• **Task objective**: Find the word "educational" in the material below and gather every line that contains it.
───── Material provided
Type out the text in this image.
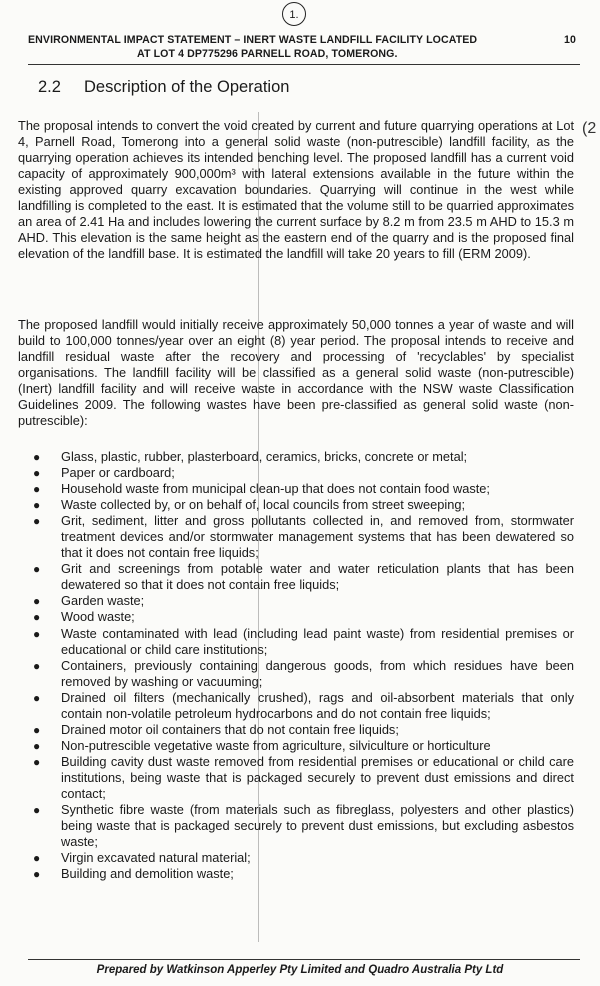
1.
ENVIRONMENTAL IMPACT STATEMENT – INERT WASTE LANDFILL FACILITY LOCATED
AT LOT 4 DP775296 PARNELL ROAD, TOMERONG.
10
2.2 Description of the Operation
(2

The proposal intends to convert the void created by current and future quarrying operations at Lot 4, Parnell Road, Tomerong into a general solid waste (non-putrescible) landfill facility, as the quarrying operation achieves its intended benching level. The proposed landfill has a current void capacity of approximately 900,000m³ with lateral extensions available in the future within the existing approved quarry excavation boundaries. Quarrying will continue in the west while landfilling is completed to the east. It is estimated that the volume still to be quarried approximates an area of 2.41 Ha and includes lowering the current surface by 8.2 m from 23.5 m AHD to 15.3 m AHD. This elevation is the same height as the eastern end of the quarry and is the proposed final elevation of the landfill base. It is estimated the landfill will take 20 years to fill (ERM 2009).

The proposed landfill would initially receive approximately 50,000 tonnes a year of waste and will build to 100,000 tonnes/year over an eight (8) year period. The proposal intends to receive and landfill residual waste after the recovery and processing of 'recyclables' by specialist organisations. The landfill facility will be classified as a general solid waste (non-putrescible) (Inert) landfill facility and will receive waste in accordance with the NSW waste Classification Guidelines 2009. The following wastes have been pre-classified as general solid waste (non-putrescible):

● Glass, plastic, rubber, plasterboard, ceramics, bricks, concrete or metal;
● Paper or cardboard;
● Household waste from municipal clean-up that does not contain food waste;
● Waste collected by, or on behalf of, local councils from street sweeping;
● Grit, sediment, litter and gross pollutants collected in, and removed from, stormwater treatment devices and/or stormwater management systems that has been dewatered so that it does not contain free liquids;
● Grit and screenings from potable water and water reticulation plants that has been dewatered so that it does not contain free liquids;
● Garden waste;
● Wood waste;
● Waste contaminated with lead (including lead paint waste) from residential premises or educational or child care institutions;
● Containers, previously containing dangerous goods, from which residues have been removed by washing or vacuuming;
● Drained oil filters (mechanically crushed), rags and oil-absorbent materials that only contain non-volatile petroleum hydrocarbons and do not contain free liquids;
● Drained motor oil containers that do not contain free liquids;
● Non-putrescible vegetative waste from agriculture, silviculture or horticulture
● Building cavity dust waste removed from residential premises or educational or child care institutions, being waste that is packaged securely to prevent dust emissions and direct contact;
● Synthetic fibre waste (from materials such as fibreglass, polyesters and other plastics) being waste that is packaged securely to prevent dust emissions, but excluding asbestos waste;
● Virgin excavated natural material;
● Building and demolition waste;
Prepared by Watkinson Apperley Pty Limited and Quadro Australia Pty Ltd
──────────
───── Material provided
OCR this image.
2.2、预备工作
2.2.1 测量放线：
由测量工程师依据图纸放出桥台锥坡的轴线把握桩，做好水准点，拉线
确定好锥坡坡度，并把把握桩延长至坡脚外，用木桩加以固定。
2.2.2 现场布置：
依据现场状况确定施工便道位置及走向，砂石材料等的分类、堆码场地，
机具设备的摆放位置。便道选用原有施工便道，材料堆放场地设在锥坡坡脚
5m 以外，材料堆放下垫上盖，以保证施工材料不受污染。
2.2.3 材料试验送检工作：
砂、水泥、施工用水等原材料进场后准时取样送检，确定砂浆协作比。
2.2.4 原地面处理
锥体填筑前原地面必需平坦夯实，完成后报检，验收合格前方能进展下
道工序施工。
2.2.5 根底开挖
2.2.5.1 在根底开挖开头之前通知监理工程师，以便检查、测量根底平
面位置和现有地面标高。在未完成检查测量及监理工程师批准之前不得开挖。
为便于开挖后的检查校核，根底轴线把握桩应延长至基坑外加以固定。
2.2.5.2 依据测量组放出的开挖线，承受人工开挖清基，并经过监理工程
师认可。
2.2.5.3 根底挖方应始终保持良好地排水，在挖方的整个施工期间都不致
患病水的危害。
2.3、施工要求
──────────
• **Correct result**:
● Waste contaminated with lead (including lead paint waste) from residential premises or educational or child care institutions;
● Building cavity dust waste removed from residential premises or educational or child care institutions, being waste that is packaged securely to prevent dust emissions and direct contact;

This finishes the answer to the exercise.